- [WHAT YOU SHOULD DO] Read the lines below and count those that have the word "frac". Respond with the number only.

- [TASK DATA]
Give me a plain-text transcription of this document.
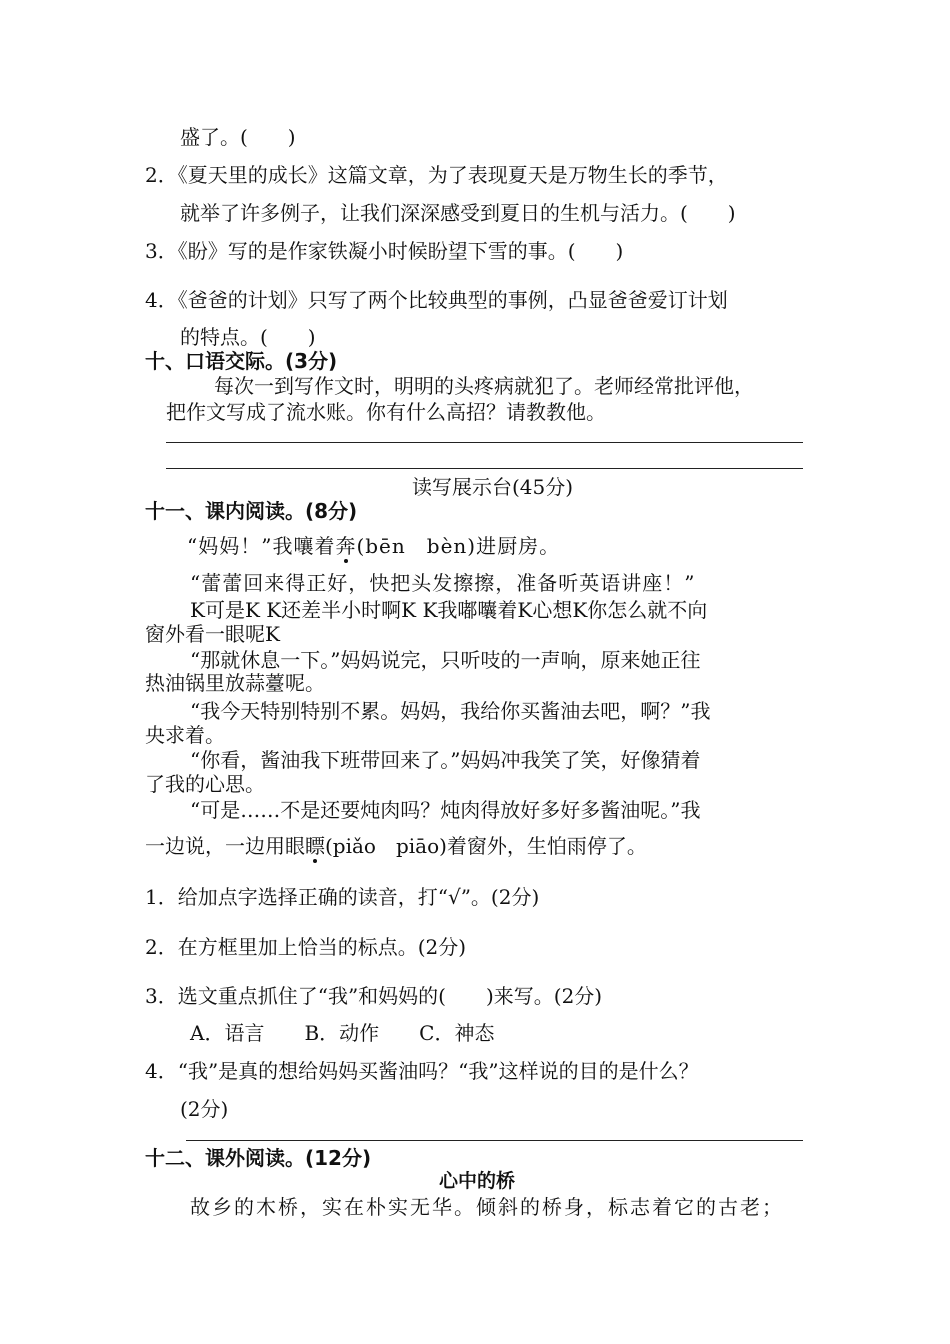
盛了。(　　)
2．《夏天里的成长》这篇文章，为了表现夏天是万物生长的季节，
就举了许多例子，让我们深深感受到夏日的生机与活力。(　　)
3．《盼》写的是作家铁凝小时候盼望下雪的事。(　　)
4．《爸爸的计划》只写了两个比较典型的事例，凸显爸爸爱订计划
的特点。(　　)
十、口语交际。(3分)
每次一到写作文时，明明的头疼病就犯了。老师经常批评他，
把作文写成了流水账。你有什么高招？请教教他。
读写展示台(45分)
十一、课内阅读。(8分)
“妈妈！”我嚷着奔(bēn　bèn)进厨房。
“蕾蕾回来得正好，快把头发擦擦，准备听英语讲座！”
K可是K K还差半小时啊K K我嘟囔着K心想K你怎么就不向
窗外看一眼呢K
“那就休息一下。”妈妈说完，只听吱的一声响，原来她正往
热油锅里放蒜薹呢。
“我今天特别特别不累。妈妈，我给你买酱油去吧，啊？”我
央求着。
“你看，酱油我下班带回来了。”妈妈冲我笑了笑，好像猜着
了我的心思。
“可是……不是还要炖肉吗？炖肉得放好多好多酱油呢。”我
一边说，一边用眼瞟(piǎo　piāo)着窗外，生怕雨停了。
1．给加点字选择正确的读音，打“√”。(2分)
2．在方框里加上恰当的标点。(2分)
3．选文重点抓住了“我”和妈妈的(　　)来写。(2分)
A．语言　　B．动作　　C．神态
4．“我”是真的想给妈妈买酱油吗？“我”这样说的目的是什么？
(2分)
十二、课外阅读。(12分)
心中的桥
故乡的木桥，实在朴实无华。倾斜的桥身，标志着它的古老；
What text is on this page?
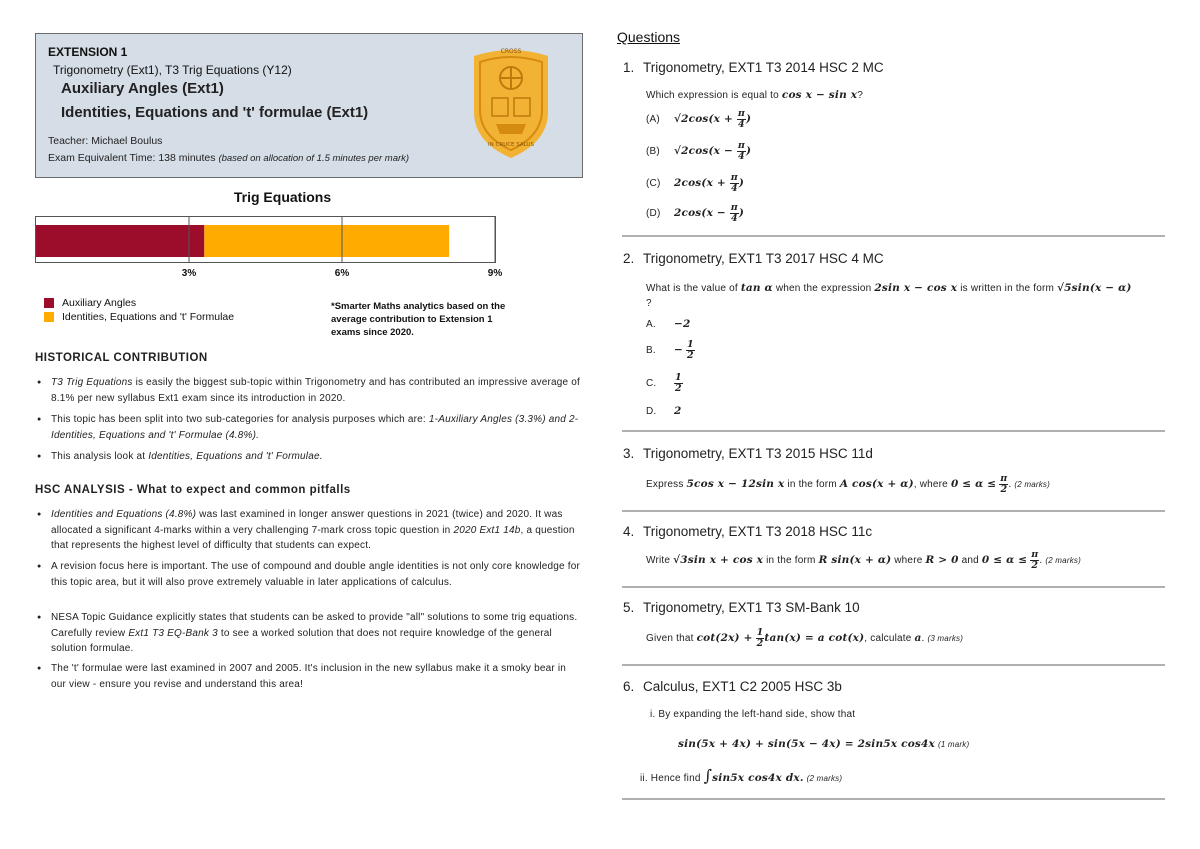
EXTENSION 1
Trigonometry (Ext1), T3 Trig Equations (Y12)
Auxiliary Angles (Ext1)
Identities, Equations and 't' formulae (Ext1)
Teacher: Michael Boulus
Exam Equivalent Time: 138 minutes (based on allocation of 1.5 minutes per mark)
CROSS
IN CRUCE SALUS
Trig Equations
3%	6%	9%
Auxiliary Angles
Identities, Equations and 't' Formulae
*Smarter Maths analytics based on the average contribution to Extension 1 exams since 2020.
HISTORICAL CONTRIBUTION
● T3 Trig Equations is easily the biggest sub-topic within Trigonometry and has contributed an impressive average of 8.1% per new syllabus Ext1 exam since its introduction in 2020.
● This topic has been split into two sub-categories for analysis purposes which are: 1-Auxiliary Angles (3.3%) and 2-Identities, Equations and 't' Formulae (4.8%).
● This analysis look at Identities, Equations and 't' Formulae.
HSC ANALYSIS - What to expect and common pitfalls
● Identities and Equations (4.8%) was last examined in longer answer questions in 2021 (twice) and 2020. It was allocated a significant 4-marks within a very challenging 7-mark cross topic question in 2020 Ext1 14b, a question that represents the highest level of difficulty that students can expect.
● A revision focus here is important. The use of compound and double angle identities is not only core knowledge for this topic area, but it will also prove extremely valuable in later applications of calculus.
● NESA Topic Guidance explicitly states that students can be asked to provide "all" solutions to some trig equations. Carefully review Ext1 T3 EQ-Bank 3 to see a worked solution that does not require knowledge of the general solution formulae.
● The 't' formulae were last examined in 2007 and 2005. It's inclusion in the new syllabus make it a smoky bear in our view - ensure you revise and understand this area!
Questions
1. Trigonometry, EXT1 T3 2014 HSC 2 MC
Which expression is equal to cos x − sin x?
(A) $√2\cos(x + \frac{\pi}{4}$ )
(B) $√2\cos(x - \frac{\pi}{4}$ )
(C) $2\cos(x + \frac{\pi}{4}$ )
(D) $2\cos(x - \frac{\pi}{4}$ )
2. Trigonometry, EXT1 T3 2017 HSC 4 MC
What is the value of tan α when the expression 2sin x − cos x is written in the form √5sin(x − α)
?
A. −2
B. − $\frac{1}{2}$
C. $\frac{1}{2}$
D. 2
3. Trigonometry, EXT1 T3 2015 HSC 11d
Express 5cos x − 12sin x in the form A cos(x + α), where $0 \le \alpha \le \frac{\pi}{2}$ . (2 marks)
4. Trigonometry, EXT1 T3 2018 HSC 11c
Write √3sin x + cos x in the form R sin(x + α) where R > 0 and $0 \le \alpha \le \frac{\pi}{2}$ . (2 marks)
5. Trigonometry, EXT1 T3 SM-Bank 10
Given that $\cot(2x) + \frac{1}{2} \tan(x) = a$ cot(x), calculate a. (3 marks)
6. Calculus, EXT1 C2 2005 HSC 3b
i. By expanding the left-hand side, show that
sin(5x + 4x) + sin(5x − 4x) = 2sin5x cos4x (1 mark)
ii. Hence find ∫sin5x cos4x dx. (2 marks)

- [CORRECT OUTPUT] 9